[TASK DESCRIPTION] Pick out all lines in the listing holding the string "this" and copy them.

[SUPPLIED ENTRIES]
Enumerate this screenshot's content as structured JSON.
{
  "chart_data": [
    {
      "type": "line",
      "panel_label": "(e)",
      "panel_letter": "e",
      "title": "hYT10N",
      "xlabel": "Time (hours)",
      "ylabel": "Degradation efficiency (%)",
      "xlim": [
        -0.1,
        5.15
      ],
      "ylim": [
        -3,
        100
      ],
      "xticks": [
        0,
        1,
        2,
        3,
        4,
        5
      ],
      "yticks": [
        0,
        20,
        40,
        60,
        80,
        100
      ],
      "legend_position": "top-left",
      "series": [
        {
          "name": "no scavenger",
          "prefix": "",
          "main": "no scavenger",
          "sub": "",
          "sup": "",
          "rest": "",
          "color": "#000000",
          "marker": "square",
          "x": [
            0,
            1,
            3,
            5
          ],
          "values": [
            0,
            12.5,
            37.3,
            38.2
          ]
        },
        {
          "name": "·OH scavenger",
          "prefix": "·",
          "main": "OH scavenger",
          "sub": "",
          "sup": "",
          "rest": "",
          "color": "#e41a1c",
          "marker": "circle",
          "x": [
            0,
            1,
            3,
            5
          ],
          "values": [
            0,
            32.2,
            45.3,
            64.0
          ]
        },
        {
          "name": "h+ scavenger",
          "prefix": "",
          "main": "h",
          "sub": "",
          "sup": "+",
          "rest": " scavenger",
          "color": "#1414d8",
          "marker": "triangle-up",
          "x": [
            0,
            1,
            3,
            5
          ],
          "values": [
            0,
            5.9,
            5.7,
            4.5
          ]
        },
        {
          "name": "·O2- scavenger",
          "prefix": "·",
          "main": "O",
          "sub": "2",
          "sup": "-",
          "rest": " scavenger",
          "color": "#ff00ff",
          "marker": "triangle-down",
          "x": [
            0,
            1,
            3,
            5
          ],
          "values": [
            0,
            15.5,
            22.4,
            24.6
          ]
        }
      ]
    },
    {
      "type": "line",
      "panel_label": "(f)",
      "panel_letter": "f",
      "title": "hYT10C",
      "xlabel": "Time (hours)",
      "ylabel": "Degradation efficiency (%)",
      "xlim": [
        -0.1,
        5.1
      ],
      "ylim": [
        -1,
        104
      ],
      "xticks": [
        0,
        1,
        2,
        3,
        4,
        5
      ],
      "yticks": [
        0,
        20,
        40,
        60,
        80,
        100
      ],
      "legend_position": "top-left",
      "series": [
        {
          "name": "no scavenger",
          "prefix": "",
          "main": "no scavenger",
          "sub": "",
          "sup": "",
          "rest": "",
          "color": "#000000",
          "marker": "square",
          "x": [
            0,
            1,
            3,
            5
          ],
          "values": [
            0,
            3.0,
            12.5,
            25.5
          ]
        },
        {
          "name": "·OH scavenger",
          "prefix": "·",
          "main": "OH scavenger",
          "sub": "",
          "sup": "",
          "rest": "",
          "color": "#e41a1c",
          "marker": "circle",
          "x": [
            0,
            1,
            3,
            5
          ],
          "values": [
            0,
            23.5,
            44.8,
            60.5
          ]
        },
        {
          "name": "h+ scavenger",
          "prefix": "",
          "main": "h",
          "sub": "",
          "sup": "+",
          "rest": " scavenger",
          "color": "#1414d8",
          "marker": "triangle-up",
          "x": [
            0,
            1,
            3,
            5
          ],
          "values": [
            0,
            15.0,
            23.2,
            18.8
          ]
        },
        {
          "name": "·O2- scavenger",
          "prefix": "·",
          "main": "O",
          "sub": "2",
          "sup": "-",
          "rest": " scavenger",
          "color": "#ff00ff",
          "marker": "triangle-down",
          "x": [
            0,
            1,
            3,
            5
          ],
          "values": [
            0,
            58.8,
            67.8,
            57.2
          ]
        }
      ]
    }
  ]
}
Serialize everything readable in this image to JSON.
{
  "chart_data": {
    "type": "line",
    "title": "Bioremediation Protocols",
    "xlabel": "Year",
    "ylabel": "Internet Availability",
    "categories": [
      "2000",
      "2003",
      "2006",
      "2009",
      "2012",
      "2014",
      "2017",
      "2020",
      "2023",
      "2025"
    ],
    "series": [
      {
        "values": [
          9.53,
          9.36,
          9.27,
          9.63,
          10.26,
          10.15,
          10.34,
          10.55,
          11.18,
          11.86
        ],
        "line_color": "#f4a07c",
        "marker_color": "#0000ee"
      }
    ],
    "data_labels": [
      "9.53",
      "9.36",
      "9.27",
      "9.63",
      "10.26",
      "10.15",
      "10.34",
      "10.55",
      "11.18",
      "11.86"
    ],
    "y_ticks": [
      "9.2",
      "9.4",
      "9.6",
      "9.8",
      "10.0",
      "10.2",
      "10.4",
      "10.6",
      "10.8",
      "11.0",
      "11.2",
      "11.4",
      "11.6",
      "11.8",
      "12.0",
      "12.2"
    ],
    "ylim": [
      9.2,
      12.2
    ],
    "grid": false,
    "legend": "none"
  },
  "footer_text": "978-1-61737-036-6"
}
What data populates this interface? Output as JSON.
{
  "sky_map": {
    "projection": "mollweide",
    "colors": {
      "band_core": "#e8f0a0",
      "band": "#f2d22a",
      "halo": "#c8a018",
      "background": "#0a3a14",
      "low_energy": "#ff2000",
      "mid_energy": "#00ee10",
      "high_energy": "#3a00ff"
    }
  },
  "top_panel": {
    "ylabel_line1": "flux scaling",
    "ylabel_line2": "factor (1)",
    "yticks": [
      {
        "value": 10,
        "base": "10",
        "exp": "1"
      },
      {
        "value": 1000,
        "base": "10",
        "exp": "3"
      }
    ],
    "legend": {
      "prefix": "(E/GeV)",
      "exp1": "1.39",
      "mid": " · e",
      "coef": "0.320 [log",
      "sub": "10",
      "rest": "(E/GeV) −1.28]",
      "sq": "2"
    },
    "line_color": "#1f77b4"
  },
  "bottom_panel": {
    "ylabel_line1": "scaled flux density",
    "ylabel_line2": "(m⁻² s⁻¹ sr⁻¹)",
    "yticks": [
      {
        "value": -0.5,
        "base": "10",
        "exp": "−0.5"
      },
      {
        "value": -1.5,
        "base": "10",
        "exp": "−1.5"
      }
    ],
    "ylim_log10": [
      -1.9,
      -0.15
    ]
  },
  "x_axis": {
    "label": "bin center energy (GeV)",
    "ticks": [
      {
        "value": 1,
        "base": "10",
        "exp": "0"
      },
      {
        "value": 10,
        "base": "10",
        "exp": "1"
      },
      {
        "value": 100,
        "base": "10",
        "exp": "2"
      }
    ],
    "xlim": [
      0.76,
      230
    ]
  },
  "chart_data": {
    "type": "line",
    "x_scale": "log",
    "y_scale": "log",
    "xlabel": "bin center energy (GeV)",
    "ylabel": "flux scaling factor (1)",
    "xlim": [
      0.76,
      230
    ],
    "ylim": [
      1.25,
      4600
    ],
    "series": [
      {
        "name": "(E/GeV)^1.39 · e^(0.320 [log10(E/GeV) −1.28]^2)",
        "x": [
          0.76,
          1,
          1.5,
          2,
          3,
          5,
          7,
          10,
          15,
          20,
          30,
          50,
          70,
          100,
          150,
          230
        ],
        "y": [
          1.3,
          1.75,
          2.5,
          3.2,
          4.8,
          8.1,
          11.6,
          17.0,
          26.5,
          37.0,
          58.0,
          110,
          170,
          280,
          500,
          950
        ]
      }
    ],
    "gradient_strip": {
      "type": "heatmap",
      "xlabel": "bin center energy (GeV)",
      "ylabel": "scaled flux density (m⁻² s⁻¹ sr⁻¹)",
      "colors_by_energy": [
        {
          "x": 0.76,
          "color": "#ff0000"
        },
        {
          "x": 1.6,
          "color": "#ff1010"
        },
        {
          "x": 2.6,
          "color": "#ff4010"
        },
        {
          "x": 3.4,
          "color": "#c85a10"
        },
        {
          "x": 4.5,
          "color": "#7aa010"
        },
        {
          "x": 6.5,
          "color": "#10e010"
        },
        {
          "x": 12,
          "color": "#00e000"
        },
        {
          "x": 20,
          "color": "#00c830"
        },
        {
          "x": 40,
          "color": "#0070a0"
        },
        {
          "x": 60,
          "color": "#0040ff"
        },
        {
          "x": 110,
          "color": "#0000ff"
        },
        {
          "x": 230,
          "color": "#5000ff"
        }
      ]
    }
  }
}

[THE RESULT]
Enumerate this screenshot's content as structured JSON.
Serialize everything readable in this image to JSON.
What data populates this interface? Output as JSON.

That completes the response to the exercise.